> **Job 1**: In the passage on potential kernels, what is the parameter α called in the economic interpretation?
> **Job 2**: Summarize the passage on potential kernels in two sentences.
> **Job 3**: From the passage on potential kernels, extract the text from "If $$\alpha \in (0, 1)$$, then" up to and including "of this kernel.".

> **Source**:
>>>>

If $$\alpha \in (0, 1)$$, then $$R_\alpha(x, S) = \frac{1}{1 - \alpha}$$ for all $$x \in S$$.

Proof

Using geometric series, $R_\alpha(x, S) = \sum_{n=0}^\infty \alpha^n P^n(x, S) = \sum_{n=0}^\infty \alpha^n = \frac{1}{1 - \alpha}$

It follows that for $$\alpha \in (0, 1)$$, the right operator $$R_\alpha$$ is a bounded, linear operator on $$\mathscr{B}$$ with $$\left\|R_\alpha \right\| = \frac{1}{1 - \alpha}$$. It also follows that $$(1 - \alpha) R_\alpha$$ is a probability kernel. There is a nice interpretation of this kernel.

If $$\alpha \in (0, 1)$$ then $$(1 - \alpha) R_\alpha(x, \cdot)$$ is the conditional distribution of $$X_N$$ given $$X_0 = x \in S$$, where $$N$$ is independent of $$\bs{X}$$ and has the geometric distribution on $$\N$$ with parameter $$1 - \alpha$$.

Proof

Suppose that $$x \in S$$ and $$A \in \mathscr{S}$$. Conditioning on $$N$$ gives $\P(X_N \in A \mid X_0 = x) = \sum_{n=0}^\infty \P(N = n) \P(X_N \in A \mid N = n, X_0 = x)$ But by the substitution rule and the assumption of independence, $\P(X_N \in A \mid N = n, X_0 = x) = \P(X_n \in A \mid N = n, X_0 = x) = \P(X_n \in A \mid X_0 = x) = P^n(x, A)$ Since $$N$$ has the geometric distribution on $$N$$ with parameter $$1 - \alpha$$ we have $$P(N = n) = (1 - \alpha) \alpha^n$$ for $$n \in \N$$. Substituting gives $\P(X_N \in A \mid X_0 = x) = \sum_{n=0}^\infty (1 - \alpha) \alpha^n P^n(x, A) = (1 - \alpha) R_\alpha(x, A)$

So $$(1 - \alpha)R_\alpha$$ is a transition probability kernel, just as $$P_n$$ is a transition probability kernel, but corresponding to the random time $$N$$ (with $$\alpha \in (0, 1)$$ as a parameter), rather than the deterministic time $$n \in \N$$. An interpretation of the potential kernel $$R_\alpha$$ for $$\alpha \in (0, 1)$$ can be also given in economic terms. Suppose that $$A \in \mathscr{S}$$ and that we receive one monetary unit each time the process $$\bs{X}$$ visits $$A$$. Then as above, $$R(x, A)$$ is the expected total amount of money we receive, starting at $$x \in S$$. However, typically money that we will receive at times distant in the future has less value to us now than money that we will receive soon. Specifically suppose that a monetary unit received at time $$n \in \N$$ has a present value of $$\alpha^n$$, where $$\alpha \in (0, 1)$$ is an inflation factor (sometimes also called a discount factor). Then $$R_\alpha(x, A)$$ gives the expected, total, discounted amount we will receive, starting at $$x \in S$$. A bit more generally, if $$f \in \mathscr{B}$$ is a reward function, so that $$f(x)$$ is the reward (or cost, depending on the sign) that we receive when we visit state $$x \in S$$, then for $$\alpha \in (0, 1)$$, $$R_\alpha f(x)$$ is the expected, total, discounted reward, starting at $$x \in S$$.

<<<<

Layout coordinate data:
>>>>

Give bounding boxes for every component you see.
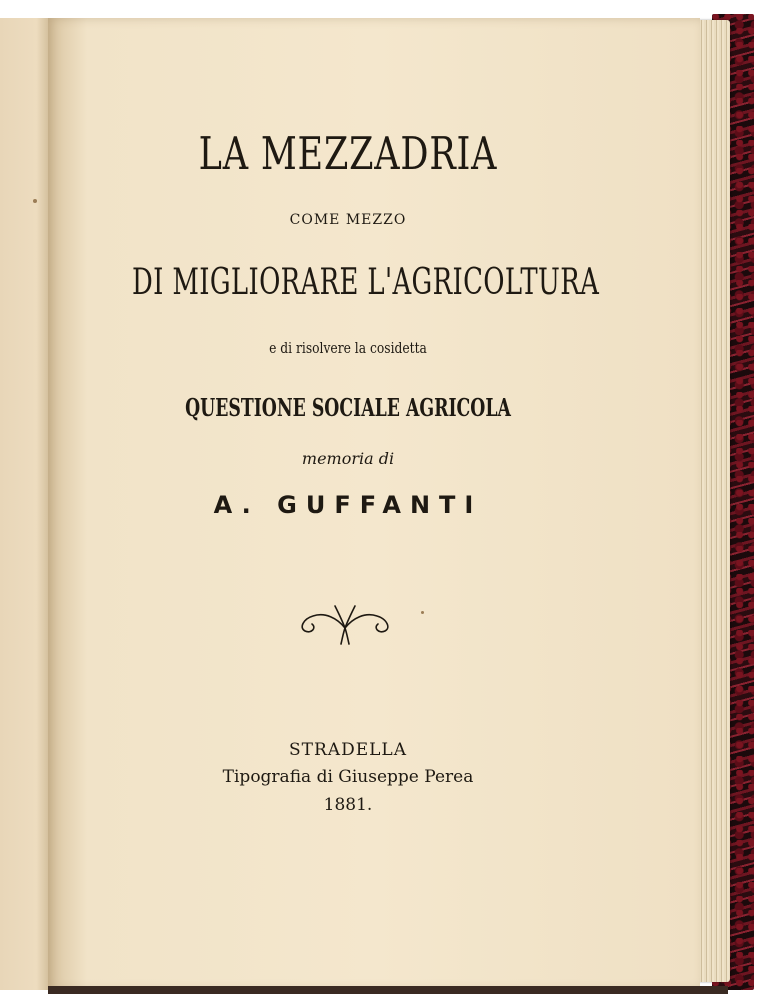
subtitle-questione: QUESTIONE SOCIALE AGRICOLA bbox=[185, 393, 511, 422]
foxing-spot bbox=[421, 611, 424, 614]
subtitle-memoria: memoria di bbox=[301, 449, 395, 468]
book-title: LA MEZZADRIA bbox=[198, 127, 498, 180]
page-bottom-edge bbox=[48, 986, 728, 994]
flourish-ornament-icon bbox=[295, 600, 395, 646]
printer-name: Tipografia di Giuseppe Perea bbox=[222, 767, 474, 787]
subtitle-come-mezzo: COME MEZZO bbox=[289, 212, 407, 228]
publication-year: 1881. bbox=[323, 795, 373, 815]
foxing-spot bbox=[33, 199, 37, 203]
left-page bbox=[0, 18, 53, 990]
subtitle-migliorare: DI MIGLIORARE L'AGRICOLTURA bbox=[131, 262, 600, 303]
subtitle-risolvere: e di risolvere la cosidetta bbox=[269, 339, 427, 357]
publication-place: STRADELLA bbox=[289, 740, 407, 760]
author-name: A. GUFFANTI bbox=[213, 491, 483, 519]
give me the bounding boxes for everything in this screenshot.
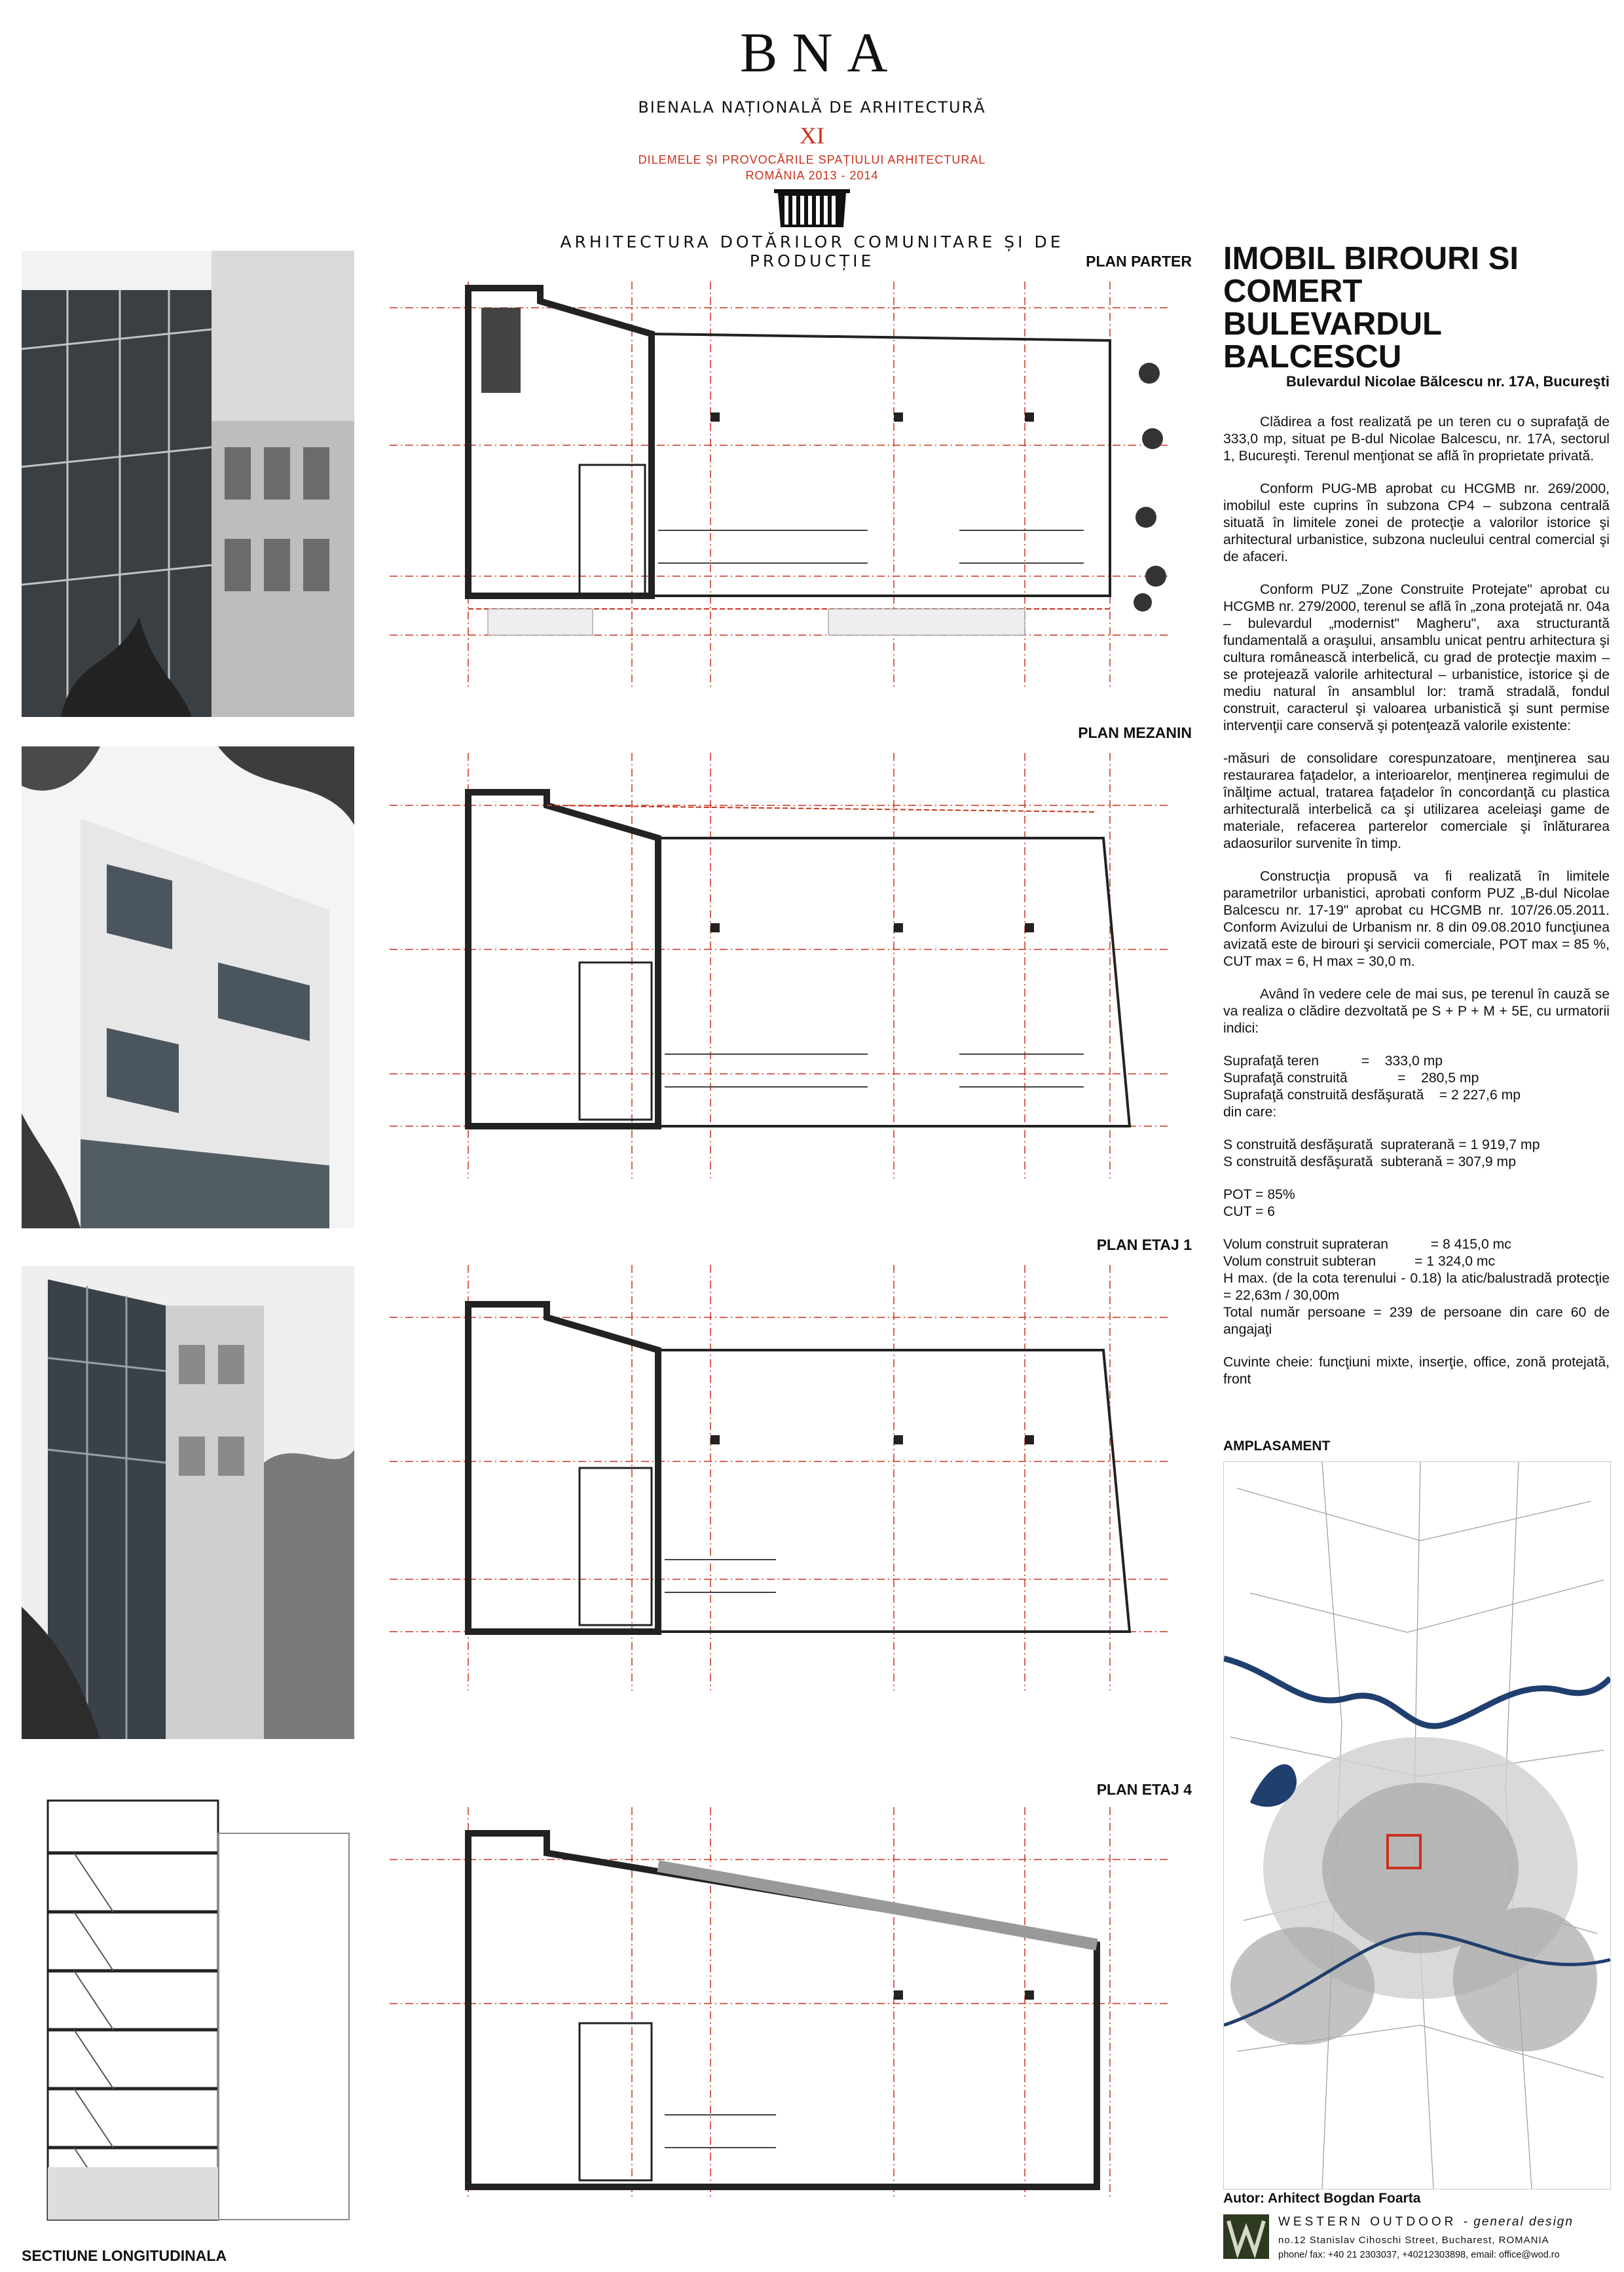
- stat-line: din care:: [1223, 1105, 1277, 1120]
- amplasament-label: AMPLASAMENT: [1223, 1438, 1331, 1454]
- author: Autor: Arhitect Bogdan Foarta: [1223, 2191, 1421, 2206]
- stat-line: H max. (de la cota terenului - 0.18) la atic/balustradă protecţie = 22,63m / 30,00m: [1223, 1271, 1610, 1303]
- company-contact: phone/ fax: +40 21 2303037, +40212303898, email: office@wod.ro: [1278, 2250, 1560, 2260]
- plan-label-mezanin: PLAN MEZANIN: [1078, 724, 1192, 741]
- stat-line: Volum construit suprateran = 8 415,0 mc: [1223, 1237, 1511, 1252]
- bna-logo: BNA: [740, 21, 902, 84]
- plan-label-etaj-4: PLAN ETAJ 4: [1096, 1781, 1192, 1798]
- project-address: Bulevardul Nicolae Bălcescu nr. 17A, Bucureşti: [1286, 373, 1610, 390]
- stat-line: Total număr persoane = 239 de persoane din care 60 de angajaţi: [1223, 1305, 1610, 1337]
- description-paragraph: Având în vedere cele de mai sus, pe terenul în cauză se va realiza o clădire dezvoltată pe S + P + M + 5E, cu urmatorii indici:: [1223, 987, 1610, 1036]
- facade-photo-1: [22, 251, 354, 717]
- section-category: ARHITECTURA DOTĂRILOR COMUNITARE ȘI DE PRODUCȚIE: [560, 232, 1064, 270]
- project-title-line1: IMOBIL BIROURI SI COMERT: [1223, 241, 1519, 309]
- company-address: no.12 Stanislav Cihoschi Street, Bucharest, ROMANIA: [1278, 2235, 1549, 2246]
- site-location-map: [1223, 1461, 1611, 2190]
- project-description: [1223, 242, 1610, 1388]
- facade-photo-3: [22, 1266, 354, 1739]
- stat-line: POT = 85%: [1223, 1187, 1295, 1202]
- company-name-text: WESTERN OUTDOOR: [1278, 2215, 1457, 2229]
- project-title-line2: BULEVARDUL BALCESCU: [1223, 306, 1442, 375]
- description-paragraph: Conform PUG-MB aprobat cu HCGMB nr. 269/2000, imobilul este cuprins în subzona CP4 – subzona centrală situată în limitele zonei de protecţie a valorilor istorice şi arhitectural urbanistice, subzona nucleului central comercial şi de afaceri.: [1223, 481, 1610, 564]
- keywords: Cuvinte cheie: funcţiuni mixte, inserţie, office, zonă protejată, front: [1223, 1355, 1610, 1387]
- description-paragraph: Conform PUZ „Zone Construite Protejate" aprobat cu HCGMB nr. 279/2000, terenul se află în „zona protejată nr. 04a – bulevardul „modernist" Magheru", axa structurantă fundamentală a oraşului, ansamblu unicat pentru arhitectura şi cultura românească interbelică, cu grad de protecţie maxim – se protejează valorile arhitectural – urbanistice, istorice şi de mediu natural în ansamblul lor: tramă stradală, fondul construit, caracterul şi valoarea urbanistică şi sunt permise intervenţii care conservă şi potenţează valorile existente:: [1223, 582, 1610, 733]
- company-tag: - general design: [1463, 2215, 1574, 2229]
- section-label: SECTIUNE LONGITUDINALA: [22, 2247, 227, 2264]
- bna-org-name: BIENALA NAȚIONALĂ DE ARHITECTURĂ: [638, 98, 986, 117]
- plan-label-parter: PLAN PARTER: [1086, 253, 1192, 270]
- stat-line: Suprafaţă teren = 333,0 mp: [1223, 1054, 1443, 1069]
- stat-line: Volum construit subteran = 1 324,0 mc: [1223, 1254, 1496, 1269]
- section-drawing: [22, 1761, 354, 2239]
- plan-label-etaj-1: PLAN ETAJ 1: [1096, 1236, 1192, 1253]
- company-name: [1278, 2215, 1574, 2229]
- stat-line: CUT = 6: [1223, 1204, 1276, 1219]
- western-outdoor-logo-icon: [1223, 2214, 1269, 2259]
- description-paragraph: Clădirea a fost realizată pe un teren cu o suprafaţă de 333,0 mp, situat pe B-dul Nicolae Balcescu, nr. 17A, sectorul 1, Bucureşti. Terenul menţionat se află în proprietate privată.: [1223, 414, 1610, 464]
- bna-building-mark-icon: [773, 187, 851, 229]
- plan-parter-drawing: [370, 268, 1192, 707]
- plan-etaj-4-drawing: [370, 1794, 1192, 2213]
- stat-line: Suprafaţă construită desfăşurată = 2 227,6 mp: [1223, 1088, 1521, 1103]
- bna-years: ROMÂNIA 2013 - 2014: [745, 169, 879, 182]
- description-paragraph: -măsuri de consolidare corespunzatoare, menţinerea sau restaurarea faţadelor, a interioarelor, menţinerea regimului de înălţime actual, tratarea faţadelor în concordanţă cu plastica arhitecturală interbelică ca şi utilizarea aceleiaşi game de materiale, refacerea parterelor comerciale şi înlăturarea adaosurilor survenite în timp.: [1223, 751, 1610, 851]
- stat-line: Suprafaţă construită = 280,5 mp: [1223, 1071, 1479, 1086]
- bna-edition: XI: [800, 122, 824, 149]
- stat-line: S construită desfăşurată supraterană = 1 919,7 mp: [1223, 1137, 1540, 1152]
- facade-photo-2: [22, 746, 354, 1228]
- plan-etaj-1-drawing: [370, 1252, 1192, 1710]
- stat-line: S construită desfăşurată subterană = 307,9 mp: [1223, 1154, 1516, 1169]
- description-paragraph: Construcţia propusă va fi realizată în limitele parametrilor urbanistici, aprobati conform PUZ „B-dul Nicolae Balcescu nr. 17-19" aprobat cu HCGMB nr. 107/26.05.2011. Conform Avizului de Urbanism nr. 8 din 09.08.2010 funcţiunea avizată este de birouri şi servicii comerciale, POT max = 85 %, CUT max = 6, H max = 30,0 m.: [1223, 869, 1610, 969]
- plan-mezanin-drawing: [370, 740, 1192, 1198]
- bna-theme: DILEMELE ȘI PROVOCĂRILE SPAȚIULUI ARHITECTURAL: [638, 153, 986, 166]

<<<<

> **Exercise output 1**: An inflation factor, sometimes also called a discount factor.

> **Exercise output 2**: For α in (0, 1), R_α(x, S) equals 1/(1 − α), so (1 − α)R_α is a probability kernel: the conditional distribution of X_N given X_0 = x, where N is independent of the process and has the geometric distribution with parameter 1 − α. In economic terms, with α as a discount factor, R_α(x, A) is the expected total discounted amount received for visits to A starting at x, and R_α f(x) is the expected total discounted reward for a reward function f.

> **Exercise output 3**:
If $$\alpha \in (0, 1)$$, then $$R_\alpha(x, S) = \frac{1}{1 - \alpha}$$ for all $$x \in S$$.

Proof

Using geometric series, $R_\alpha(x, S) = \sum_{n=0}^\infty \alpha^n P^n(x, S) = \sum_{n=0}^\infty \alpha^n = \frac{1}{1 - \alpha}$

It follows that for $$\alpha \in (0, 1)$$, the right operator $$R_\alpha$$ is a bounded, linear operator on $$\mathscr{B}$$ with $$\left\|R_\alpha \right\| = \frac{1}{1 - \alpha}$$. It also follows that $$(1 - \alpha) R_\alpha$$ is a probability kernel. There is a nice interpretation of this kernel.